▶ _Short exercise_: Copy every line in which the string "param" occurs.

[Entries from a dataset]
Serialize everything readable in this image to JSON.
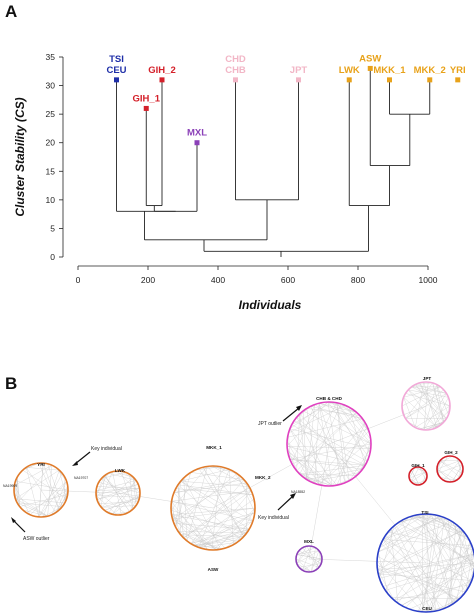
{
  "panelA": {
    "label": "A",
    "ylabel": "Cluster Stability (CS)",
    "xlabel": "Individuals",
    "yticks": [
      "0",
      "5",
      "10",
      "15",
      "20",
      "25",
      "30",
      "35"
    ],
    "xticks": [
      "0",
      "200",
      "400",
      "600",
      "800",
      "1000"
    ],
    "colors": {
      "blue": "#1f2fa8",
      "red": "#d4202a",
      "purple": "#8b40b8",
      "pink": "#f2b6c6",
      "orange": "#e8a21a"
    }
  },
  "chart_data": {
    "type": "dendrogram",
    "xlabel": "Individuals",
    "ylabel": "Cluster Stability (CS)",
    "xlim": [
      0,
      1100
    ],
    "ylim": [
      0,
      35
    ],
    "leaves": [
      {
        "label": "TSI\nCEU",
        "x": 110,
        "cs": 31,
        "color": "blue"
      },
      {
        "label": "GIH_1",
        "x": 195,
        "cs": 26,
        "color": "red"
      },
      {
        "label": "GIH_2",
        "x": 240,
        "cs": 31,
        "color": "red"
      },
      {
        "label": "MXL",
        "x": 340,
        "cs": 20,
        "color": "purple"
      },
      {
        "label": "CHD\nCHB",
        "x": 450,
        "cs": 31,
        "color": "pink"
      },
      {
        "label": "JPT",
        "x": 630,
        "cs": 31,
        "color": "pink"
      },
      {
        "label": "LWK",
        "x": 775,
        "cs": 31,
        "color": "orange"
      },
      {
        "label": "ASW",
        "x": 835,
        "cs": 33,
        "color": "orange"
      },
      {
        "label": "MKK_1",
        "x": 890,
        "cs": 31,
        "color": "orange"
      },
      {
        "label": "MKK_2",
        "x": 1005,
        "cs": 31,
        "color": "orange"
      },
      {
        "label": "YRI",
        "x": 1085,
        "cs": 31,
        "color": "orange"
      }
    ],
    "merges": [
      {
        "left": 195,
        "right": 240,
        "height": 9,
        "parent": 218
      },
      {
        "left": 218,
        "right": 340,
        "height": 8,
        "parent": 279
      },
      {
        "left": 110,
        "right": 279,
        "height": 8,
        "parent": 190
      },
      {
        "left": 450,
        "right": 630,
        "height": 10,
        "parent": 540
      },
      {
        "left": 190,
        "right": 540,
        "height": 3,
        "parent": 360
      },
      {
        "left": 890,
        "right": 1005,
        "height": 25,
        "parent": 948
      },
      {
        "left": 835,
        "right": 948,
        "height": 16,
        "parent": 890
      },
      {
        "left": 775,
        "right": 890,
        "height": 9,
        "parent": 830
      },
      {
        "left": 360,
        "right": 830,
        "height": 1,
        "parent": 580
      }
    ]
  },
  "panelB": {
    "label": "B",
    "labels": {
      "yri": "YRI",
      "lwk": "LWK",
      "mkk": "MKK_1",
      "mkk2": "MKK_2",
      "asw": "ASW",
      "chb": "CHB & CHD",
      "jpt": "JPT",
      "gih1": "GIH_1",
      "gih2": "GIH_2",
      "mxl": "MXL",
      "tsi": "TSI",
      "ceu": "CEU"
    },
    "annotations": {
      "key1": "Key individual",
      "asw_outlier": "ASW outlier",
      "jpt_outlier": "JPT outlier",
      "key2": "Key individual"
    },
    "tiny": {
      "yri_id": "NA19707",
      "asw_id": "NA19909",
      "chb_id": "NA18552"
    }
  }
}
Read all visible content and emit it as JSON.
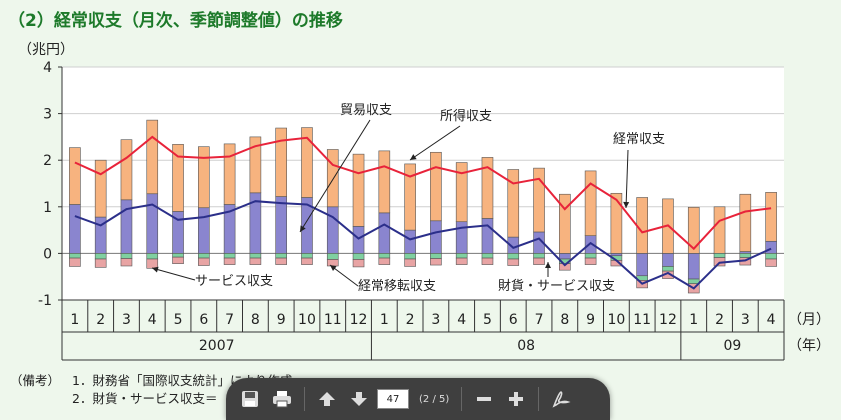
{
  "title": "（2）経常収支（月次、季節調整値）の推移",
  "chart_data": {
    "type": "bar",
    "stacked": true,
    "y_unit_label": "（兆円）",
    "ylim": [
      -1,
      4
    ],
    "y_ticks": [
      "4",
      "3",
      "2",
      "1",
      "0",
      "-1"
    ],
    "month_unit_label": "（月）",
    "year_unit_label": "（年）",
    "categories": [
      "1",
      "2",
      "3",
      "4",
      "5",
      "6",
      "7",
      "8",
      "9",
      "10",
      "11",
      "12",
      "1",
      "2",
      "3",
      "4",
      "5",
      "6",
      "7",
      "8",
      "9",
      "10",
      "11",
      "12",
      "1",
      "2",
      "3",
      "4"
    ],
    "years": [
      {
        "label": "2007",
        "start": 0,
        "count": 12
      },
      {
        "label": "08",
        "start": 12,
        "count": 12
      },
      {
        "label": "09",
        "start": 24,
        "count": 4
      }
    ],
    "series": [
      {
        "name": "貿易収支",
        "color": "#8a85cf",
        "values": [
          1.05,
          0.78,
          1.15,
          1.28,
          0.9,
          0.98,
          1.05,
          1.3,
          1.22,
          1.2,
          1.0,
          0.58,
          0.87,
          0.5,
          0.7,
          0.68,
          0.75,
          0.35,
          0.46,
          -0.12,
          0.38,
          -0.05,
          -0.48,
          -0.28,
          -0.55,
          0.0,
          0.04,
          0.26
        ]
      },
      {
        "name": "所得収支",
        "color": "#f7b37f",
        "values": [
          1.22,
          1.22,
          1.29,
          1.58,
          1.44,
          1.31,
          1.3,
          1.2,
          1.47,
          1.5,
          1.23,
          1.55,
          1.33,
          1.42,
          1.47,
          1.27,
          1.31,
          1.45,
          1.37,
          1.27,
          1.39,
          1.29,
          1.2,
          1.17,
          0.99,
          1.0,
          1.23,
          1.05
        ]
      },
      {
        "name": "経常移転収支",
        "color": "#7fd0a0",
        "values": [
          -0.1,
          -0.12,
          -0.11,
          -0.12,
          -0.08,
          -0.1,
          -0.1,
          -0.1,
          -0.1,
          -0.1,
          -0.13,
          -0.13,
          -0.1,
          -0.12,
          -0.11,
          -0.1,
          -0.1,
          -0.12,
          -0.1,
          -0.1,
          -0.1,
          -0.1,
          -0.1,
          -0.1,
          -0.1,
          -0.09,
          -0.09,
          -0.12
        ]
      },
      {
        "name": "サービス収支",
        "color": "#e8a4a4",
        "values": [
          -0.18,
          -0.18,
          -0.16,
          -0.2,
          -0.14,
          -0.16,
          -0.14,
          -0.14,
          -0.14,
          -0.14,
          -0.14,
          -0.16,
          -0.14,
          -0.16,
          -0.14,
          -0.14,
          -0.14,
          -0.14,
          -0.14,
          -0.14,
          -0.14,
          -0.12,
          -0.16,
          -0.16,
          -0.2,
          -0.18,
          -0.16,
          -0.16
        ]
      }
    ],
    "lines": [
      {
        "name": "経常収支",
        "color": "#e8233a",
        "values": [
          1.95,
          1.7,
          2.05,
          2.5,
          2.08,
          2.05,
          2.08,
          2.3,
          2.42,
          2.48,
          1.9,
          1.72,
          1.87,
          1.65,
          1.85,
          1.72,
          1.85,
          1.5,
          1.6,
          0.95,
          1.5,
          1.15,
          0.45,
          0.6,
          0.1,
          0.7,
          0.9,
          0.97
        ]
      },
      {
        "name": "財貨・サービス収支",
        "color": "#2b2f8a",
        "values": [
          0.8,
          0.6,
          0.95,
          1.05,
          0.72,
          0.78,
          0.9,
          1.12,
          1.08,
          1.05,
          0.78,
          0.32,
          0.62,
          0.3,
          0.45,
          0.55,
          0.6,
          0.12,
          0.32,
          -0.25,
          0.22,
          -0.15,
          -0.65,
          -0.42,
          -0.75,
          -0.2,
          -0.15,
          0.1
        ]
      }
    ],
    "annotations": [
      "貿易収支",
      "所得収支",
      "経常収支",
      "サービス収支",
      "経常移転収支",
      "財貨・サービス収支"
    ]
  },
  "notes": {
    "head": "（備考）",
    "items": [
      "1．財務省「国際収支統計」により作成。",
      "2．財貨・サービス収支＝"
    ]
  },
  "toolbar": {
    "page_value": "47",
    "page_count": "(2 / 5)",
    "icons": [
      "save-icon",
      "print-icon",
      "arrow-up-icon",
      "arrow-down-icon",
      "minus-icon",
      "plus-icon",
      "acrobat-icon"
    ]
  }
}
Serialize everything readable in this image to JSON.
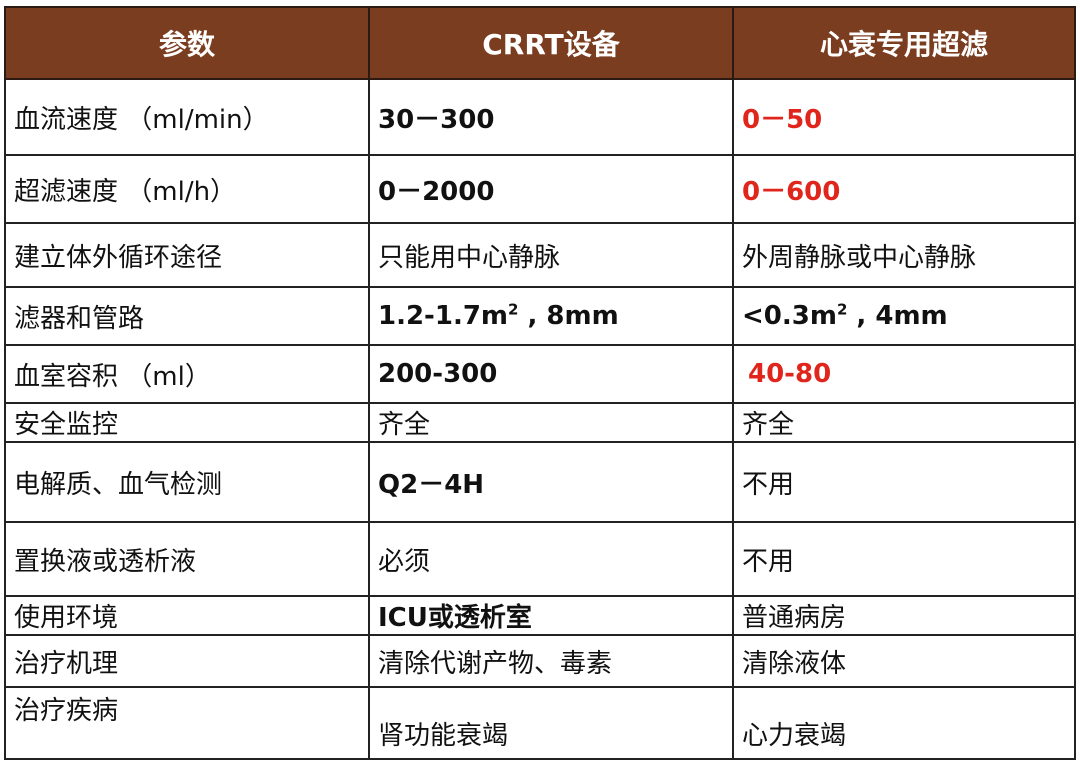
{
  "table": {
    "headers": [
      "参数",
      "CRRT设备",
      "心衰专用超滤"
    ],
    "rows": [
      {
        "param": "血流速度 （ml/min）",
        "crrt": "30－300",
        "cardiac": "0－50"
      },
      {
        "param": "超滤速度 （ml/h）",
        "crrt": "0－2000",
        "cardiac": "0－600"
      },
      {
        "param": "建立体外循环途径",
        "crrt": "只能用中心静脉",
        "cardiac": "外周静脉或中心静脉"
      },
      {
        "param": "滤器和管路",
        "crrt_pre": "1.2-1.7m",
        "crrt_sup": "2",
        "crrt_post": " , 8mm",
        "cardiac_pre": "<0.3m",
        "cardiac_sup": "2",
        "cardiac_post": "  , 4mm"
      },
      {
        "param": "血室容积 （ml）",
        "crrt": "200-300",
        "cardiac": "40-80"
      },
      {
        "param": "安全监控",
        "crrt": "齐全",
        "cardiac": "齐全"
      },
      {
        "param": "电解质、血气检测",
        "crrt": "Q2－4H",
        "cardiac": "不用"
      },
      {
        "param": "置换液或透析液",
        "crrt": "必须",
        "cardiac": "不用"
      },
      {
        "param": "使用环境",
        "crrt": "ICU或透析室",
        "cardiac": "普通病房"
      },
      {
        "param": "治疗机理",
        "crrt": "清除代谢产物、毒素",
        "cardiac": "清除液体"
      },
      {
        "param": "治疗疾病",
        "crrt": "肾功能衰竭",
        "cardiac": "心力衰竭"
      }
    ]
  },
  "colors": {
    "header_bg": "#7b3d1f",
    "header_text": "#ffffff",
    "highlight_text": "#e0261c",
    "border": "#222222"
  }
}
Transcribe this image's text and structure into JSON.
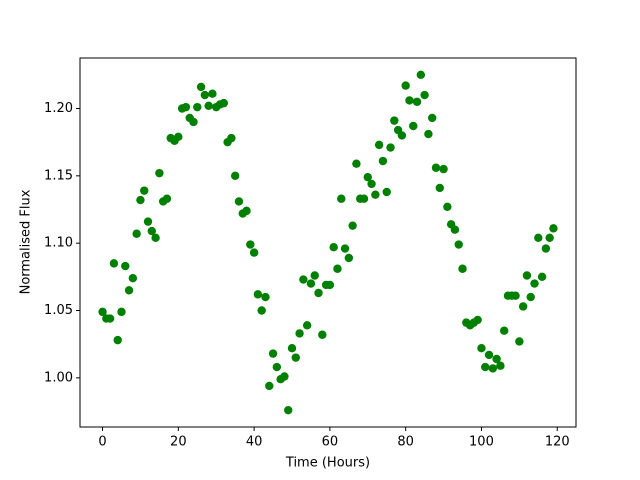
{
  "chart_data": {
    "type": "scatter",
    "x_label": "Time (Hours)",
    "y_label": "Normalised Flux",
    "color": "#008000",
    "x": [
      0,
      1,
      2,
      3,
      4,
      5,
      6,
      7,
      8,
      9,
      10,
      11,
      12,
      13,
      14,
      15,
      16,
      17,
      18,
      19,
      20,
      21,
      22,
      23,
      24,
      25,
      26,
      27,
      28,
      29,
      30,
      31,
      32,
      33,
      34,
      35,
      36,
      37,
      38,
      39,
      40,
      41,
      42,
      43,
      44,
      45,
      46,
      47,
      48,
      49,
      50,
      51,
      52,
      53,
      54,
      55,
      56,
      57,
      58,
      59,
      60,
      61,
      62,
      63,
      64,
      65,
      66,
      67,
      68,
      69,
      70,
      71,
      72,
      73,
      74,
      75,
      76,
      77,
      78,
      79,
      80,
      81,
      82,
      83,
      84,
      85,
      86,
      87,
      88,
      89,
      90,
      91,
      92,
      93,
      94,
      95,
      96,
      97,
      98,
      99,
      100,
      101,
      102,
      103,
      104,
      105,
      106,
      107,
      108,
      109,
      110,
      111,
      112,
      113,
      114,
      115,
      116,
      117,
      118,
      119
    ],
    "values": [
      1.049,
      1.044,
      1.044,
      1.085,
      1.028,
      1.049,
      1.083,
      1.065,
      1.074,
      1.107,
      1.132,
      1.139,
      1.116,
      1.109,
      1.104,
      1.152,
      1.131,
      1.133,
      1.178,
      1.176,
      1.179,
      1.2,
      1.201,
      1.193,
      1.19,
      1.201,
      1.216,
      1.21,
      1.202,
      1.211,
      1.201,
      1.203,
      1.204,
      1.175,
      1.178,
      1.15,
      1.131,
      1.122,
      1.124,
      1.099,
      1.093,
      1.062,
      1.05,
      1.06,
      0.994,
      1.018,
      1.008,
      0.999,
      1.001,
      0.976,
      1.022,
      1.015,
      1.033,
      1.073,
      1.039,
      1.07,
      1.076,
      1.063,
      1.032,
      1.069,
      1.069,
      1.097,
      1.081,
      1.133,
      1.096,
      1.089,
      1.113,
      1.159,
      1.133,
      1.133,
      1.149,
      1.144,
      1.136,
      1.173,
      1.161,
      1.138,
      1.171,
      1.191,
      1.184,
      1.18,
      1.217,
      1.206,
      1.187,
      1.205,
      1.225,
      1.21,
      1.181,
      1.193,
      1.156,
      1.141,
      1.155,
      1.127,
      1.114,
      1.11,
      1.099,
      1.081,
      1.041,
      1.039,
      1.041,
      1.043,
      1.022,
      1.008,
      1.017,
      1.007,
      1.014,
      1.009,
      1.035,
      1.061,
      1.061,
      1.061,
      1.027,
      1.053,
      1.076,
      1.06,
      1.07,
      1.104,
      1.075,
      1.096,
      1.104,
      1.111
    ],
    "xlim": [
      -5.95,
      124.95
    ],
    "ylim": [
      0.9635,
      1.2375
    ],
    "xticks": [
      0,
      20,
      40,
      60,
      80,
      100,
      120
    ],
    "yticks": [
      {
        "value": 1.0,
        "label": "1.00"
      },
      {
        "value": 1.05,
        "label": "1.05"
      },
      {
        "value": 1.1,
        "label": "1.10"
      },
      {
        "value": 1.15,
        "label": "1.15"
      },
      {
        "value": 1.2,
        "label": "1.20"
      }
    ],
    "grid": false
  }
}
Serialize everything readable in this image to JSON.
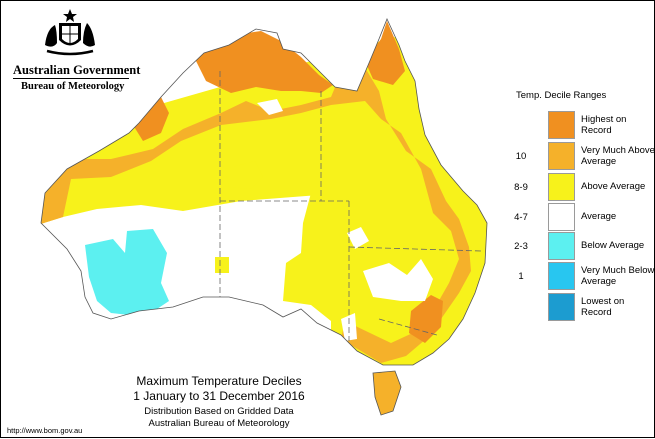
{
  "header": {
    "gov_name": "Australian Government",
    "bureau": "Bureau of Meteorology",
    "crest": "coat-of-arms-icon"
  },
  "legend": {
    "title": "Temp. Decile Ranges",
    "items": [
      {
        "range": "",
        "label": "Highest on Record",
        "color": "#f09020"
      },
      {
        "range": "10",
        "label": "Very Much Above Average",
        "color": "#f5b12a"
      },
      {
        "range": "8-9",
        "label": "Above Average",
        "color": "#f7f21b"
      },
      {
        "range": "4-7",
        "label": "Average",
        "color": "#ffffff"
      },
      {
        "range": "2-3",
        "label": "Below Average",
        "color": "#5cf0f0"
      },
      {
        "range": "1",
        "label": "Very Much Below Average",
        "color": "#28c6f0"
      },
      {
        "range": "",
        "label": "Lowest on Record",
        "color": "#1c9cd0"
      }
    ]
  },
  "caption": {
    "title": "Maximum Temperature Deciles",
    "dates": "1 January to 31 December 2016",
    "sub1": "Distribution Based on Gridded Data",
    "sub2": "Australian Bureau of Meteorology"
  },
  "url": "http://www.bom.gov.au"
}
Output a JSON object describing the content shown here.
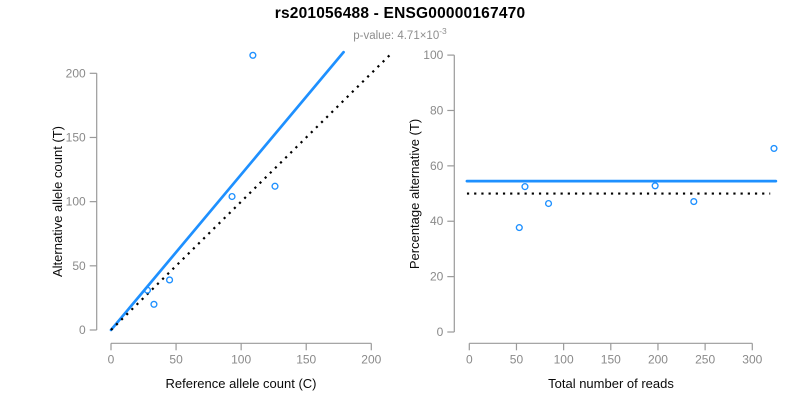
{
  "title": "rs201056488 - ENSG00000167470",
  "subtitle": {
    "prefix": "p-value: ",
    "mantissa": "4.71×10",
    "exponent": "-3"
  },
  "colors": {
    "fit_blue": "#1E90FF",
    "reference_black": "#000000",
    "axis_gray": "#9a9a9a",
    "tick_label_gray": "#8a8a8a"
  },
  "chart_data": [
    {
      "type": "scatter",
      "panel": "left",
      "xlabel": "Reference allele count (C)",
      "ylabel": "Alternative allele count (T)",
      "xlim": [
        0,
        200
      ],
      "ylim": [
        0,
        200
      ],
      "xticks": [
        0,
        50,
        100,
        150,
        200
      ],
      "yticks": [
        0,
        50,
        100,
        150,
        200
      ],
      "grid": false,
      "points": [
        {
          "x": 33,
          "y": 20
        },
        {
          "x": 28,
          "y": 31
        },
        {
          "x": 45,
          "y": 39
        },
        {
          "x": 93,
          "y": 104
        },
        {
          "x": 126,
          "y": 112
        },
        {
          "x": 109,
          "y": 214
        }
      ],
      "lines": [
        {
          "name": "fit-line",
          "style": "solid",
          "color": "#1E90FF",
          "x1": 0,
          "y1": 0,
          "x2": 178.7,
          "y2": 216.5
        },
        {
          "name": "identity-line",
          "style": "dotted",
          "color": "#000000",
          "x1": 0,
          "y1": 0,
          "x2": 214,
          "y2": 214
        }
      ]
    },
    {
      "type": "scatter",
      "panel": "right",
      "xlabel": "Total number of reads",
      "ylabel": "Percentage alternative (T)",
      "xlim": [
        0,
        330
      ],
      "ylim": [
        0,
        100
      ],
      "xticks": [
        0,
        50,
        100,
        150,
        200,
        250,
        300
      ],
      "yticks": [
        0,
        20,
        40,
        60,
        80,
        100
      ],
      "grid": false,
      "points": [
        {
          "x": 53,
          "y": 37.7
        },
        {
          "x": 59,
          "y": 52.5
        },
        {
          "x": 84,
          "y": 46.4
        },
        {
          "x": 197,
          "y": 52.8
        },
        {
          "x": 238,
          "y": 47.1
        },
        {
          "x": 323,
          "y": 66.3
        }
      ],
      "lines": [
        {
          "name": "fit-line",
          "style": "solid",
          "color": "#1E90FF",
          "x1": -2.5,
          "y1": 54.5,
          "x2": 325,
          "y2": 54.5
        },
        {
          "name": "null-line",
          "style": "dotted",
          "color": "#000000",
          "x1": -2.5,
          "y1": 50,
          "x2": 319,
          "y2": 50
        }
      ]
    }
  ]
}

▶ _Solved problem_:
        "param": "血流速度 （ml/min）",
        "param": "超滤速度 （ml/h）",
        "param": "建立体外循环途径",
        "param": "滤器和管路",
        "param": "血室容积 （ml）",
        "param": "安全监控",
        "param": "电解质、血气检测",
        "param": "置换液或透析液",
        "param": "使用环境",
        "param": "治疗机理",
        "param": "治疗疾病",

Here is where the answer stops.